:: Excerpted text ::

Can coronavirus vaccination improve long covid symptoms?

 A survey done by British scientists on global patients of long covid has shown that vaccination can improve the condition. As many as 57% of the patients said that they felt better after the doses of vaccines against covid. 

The coronavirus infection and long covid 

Coronavirus is a new infection and hence doctors are still learning about it. Initially it was thought that coronavirus is solely a respiratory illness. Bit new evidences showed that it can infection any body cell including vital organs such as heart, arteries, brain, kidneys, liver, and the like. In many patients, the infection lingered on and these are the long covid cases. Some of them complained of generalized tiredness and mental clouding and anxiety. There was also organ damage in some of these cases. Many of them have been having symptoms for months together. 

Long covid (Source: Pinterest) 

When vaccines came in, it was believed initially that they might worsen symptoms in those with previous infection. Or the vaccines might bring about a relapse of coronavirus infection. But the study found that this was not true. 

Fashion grandmas of China 

The study

The advocacy group LongCovidSOS did a survey on 812 patients of long covid. Most of these were white females from the UK and also other countries. They were contacted by means of social media. These patients had started their vaccination against covid. They were asked to answer the questions after a week of the first dose of the vaccine in order to avoid vaccine side-effects interfering with the responses. 

14 long covid symptoms were enquired into and scored before and after the first dose of covid vaccine. 

The findings of the study

56.7% of the participants said that their symptoms overall improved. But 24.6% felt that nothing changed. A significant 18.7% also felt that there was a worsening of symptoms.

:::
:: Listed entries ::

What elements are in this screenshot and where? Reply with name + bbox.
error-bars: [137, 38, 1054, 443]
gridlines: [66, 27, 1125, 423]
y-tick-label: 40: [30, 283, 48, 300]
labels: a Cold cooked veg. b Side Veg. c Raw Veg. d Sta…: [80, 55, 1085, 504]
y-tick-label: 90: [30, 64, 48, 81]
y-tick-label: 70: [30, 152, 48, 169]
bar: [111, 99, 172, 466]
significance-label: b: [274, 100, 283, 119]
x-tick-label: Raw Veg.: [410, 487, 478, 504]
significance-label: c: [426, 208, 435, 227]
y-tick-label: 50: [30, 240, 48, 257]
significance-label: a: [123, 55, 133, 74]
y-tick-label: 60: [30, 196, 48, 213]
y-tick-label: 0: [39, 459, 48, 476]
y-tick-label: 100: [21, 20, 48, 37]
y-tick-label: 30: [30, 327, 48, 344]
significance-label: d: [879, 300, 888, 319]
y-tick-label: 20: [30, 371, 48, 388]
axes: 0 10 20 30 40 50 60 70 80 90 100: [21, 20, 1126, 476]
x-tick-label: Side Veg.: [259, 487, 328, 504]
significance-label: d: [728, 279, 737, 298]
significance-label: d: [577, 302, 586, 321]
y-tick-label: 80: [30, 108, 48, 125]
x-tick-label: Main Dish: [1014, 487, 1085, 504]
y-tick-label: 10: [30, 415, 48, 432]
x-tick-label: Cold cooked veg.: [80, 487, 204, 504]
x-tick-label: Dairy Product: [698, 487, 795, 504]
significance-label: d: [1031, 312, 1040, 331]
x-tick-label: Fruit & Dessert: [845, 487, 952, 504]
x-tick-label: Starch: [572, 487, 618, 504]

:::

Explore the material:
1. According to the article on vaccination and long covid, how many patients took part in the LongCovidSOS survey?
2. Continue the article on vaccination and long covid from its final sentence.

Responses for each task:
1. 812 patients with long covid

2.
In the people with improvement in symptoms, more number had taken mRNA vaccines (Pfizer/BioNTech or Moderna) while adenovirus vaccine (Oxford/AstraZeneca) was more used in the other two groups. Moderna was better in improving fatigue, brain fog, and muscle pain. Ondine Sherwood, from the patient advocacy group LongCovidSOS said:

"This survey will reassure people that they would have to be quite unlucky to really have an overall worsening of symptoms,” 

“The data is very encouraging, but we don’t know how long the benefits last.”

The study has not been peer-reviewed. And it also means that 1 in 5 patients might have worsening of symptoms. So should one risk it? 

Dr David Strain, a senior clinical lecturer at the University of Exeter medical school says:

“There isn’t a blood pressure tablet that fixes everybody … and similarly, there’s not one long-Covid treatment that’s going to fix everyone – but the fact that one treatment does fix something means that there’s bound to be other treatments out there that will fix others.”

It might also be that the symptoms of 56.7% patients might have happened even without a vaccine. There was no parallel group to compare this study results with. Additionally, in 130 patients, after first dose there was an improvement followed by deterioration and then again an improvement after second disease of the vaccine. 

Reasons for the long covid are trifold: lingering virus, lingering viral particles, and person's own immune system. But further research is required in this field.